*Excerpt*.
■ ■ ■
I recently attended a very pretty funeral and was surprised to discover that it felt wrong to me. Living in Israel has changed my perspective on so many things, it turns out that I have developed a new way of seeing funerals too.
A mother of a neighbor died. She had a long good life although her youth was marred by the horrors of the Holocaust that never really left her. Her son arranged her burial in the cemetery where his father had chosen to be buried, a private cemetery where he could have a non-religious funeral.
The Holocaust caused his father to develop a problem with religion.
The funeral was in a private cemetery in a kibbutz near Haifa. The location is beautiful. The graves are spaced out, each with its own unique style.
Unlike the municipal cemeteries run by the Hevra Kadishah who also conduct the funeral ceremony according to Jewish tradition, in the private cemetary you can have any kind of ceremony you want. Some of the people who choose this route are not Jews. Some are Jews who for whatever reason developed a distaste for the religious. Others simply like the freedom of choice and the prettier location.
In general Israelis are horrible at ceremonies. Pageantry takes timing, care of details and “prettifying” reality – Israelis don’t do that.
The first Israeli funeral I went to shocked me to the core. I was in 10th grade and the brother of a girl in my class died in a training accident in the army. The first thing that struck me was the ambulance waiting outside the cemetery in case, in their anguish, any of the relatives collapsed and needed medical care. Then came the gut-wrenching howls from some of the women of the family. Then the father saying Kaddish for his son, crying and asking God why the natural order of the world had been flipped on its head, why he had to say Kaddish for his boy when it was the boy who eventually should have said kaddish for him.
Raw, gut-wrenching pain I will never forget.
I have been to many different funerals since. Too many. The way the families react is different. When and how much they choose to speak is different. The funeral ceremony itself is very spartan. The area where family and friends gather before the funeral is usually an empty, unadorned space, designed to fit large crowds. The body is brought out, wrapped in a shroud. There is no coffin (unless it’s a military funeral).
The body wrapped for burial usually looks much smaller than the person seemed in life.
It is considered a mitzvah to escort the dead to their final resting place. It’s considered a mitzvah to take part in the actual activity of burying the dead. While most of the ceremony consists of prayers for the deceased, at the end of the ceremony a direct request is made from the soul of deceased, asking for forgiveness if any offense was caused, with an explanation that if something was done that disturbed the body, it was done out of respect and in accordance with the traditional methods of preparing the deceased for their final journey. Before leaving attendees place a stone on the grave, symbolizing the permanence of memory.
■ ■ ■
Continue the essay on funerals in Israel above, picking up after its final sentence.

*Records provided*.
■ ■ ■
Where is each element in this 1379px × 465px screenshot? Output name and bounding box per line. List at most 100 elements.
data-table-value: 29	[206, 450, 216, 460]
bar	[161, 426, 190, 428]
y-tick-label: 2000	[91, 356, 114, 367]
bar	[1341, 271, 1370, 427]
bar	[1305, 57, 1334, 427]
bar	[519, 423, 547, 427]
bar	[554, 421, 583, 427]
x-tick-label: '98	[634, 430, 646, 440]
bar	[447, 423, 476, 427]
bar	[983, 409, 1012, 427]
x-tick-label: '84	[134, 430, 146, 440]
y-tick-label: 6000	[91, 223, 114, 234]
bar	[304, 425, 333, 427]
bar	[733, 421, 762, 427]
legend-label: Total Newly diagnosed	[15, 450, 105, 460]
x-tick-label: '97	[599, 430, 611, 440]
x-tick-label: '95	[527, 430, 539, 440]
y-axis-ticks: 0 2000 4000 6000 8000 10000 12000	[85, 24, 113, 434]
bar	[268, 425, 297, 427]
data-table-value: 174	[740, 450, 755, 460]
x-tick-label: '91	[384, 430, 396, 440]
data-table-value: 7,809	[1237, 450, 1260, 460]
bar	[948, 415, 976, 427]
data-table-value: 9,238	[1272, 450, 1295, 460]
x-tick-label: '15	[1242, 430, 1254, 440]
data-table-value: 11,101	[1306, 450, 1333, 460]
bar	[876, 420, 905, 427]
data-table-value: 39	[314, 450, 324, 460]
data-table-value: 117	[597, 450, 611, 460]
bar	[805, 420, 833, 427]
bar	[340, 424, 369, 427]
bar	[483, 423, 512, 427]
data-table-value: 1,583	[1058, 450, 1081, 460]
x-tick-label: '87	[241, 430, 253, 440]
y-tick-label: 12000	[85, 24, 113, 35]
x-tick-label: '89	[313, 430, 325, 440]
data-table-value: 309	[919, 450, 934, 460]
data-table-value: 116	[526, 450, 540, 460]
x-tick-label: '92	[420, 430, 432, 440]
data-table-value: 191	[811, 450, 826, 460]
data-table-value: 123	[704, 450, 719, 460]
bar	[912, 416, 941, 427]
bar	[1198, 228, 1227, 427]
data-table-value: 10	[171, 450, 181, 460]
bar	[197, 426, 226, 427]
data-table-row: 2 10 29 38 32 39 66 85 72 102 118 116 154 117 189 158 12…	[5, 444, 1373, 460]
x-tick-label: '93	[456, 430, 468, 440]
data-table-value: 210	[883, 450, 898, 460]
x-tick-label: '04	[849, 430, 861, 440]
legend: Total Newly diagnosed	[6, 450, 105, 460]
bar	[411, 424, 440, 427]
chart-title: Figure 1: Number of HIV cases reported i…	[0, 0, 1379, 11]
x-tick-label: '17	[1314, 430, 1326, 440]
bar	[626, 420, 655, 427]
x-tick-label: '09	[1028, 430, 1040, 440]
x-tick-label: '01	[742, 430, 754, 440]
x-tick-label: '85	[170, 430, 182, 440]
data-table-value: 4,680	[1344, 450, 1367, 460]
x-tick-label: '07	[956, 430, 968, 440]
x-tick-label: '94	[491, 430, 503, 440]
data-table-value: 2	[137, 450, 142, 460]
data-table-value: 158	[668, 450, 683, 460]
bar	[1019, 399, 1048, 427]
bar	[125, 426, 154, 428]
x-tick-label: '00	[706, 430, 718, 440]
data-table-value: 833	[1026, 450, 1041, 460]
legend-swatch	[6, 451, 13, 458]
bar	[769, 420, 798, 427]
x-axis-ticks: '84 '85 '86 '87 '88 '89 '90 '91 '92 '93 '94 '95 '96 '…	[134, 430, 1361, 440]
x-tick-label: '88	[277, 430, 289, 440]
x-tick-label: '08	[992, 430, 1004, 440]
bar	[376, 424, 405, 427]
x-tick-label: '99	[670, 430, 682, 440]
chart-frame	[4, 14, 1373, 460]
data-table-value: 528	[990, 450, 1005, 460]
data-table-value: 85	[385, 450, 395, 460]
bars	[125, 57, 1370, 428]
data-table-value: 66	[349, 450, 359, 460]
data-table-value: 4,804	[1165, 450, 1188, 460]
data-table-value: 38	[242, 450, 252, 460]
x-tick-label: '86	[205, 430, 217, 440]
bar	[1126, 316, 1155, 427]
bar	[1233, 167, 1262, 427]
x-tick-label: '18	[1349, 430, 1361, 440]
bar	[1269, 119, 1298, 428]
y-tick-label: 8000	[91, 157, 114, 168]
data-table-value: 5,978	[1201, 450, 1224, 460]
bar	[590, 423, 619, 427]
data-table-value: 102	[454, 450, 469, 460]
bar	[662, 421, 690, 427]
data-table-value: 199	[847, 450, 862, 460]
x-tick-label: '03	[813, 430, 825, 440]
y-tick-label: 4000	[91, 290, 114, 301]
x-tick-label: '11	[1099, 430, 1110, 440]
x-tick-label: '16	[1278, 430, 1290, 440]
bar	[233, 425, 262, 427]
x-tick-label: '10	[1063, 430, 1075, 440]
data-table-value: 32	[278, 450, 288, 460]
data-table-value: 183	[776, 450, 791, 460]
■ ■ ■
*Response to this exercise*.
It’s a utilitarian ceremony with no real thought given to beauty or comfort.
Municipal cemeteries tend to be overcrowded and unattractive, even when they are in beautiful locations (as is Haifa’s cemetery). There is none of the charm of an old cemetery you might find in the USA or Europe. This private cemetery was different. It was tranquil and pleasant.
And it felt wrong.
The place created for families to speak before the ceremony was lovely. It had a podium and pews to sit in. The deceased was brought out in a coffin, covered in a cloth that made it look more like a table than a body prepared for burial.
(The family did choose to have a Rabbi conduct the service so that part was like in standard funerals.)
My internal conflict surprised me. On one hand my natural desire for beauty and peacefulness was answered. The environment provided everything I had previously felt lacking in other funerals I attended. On the other hand, it felt wrong to me.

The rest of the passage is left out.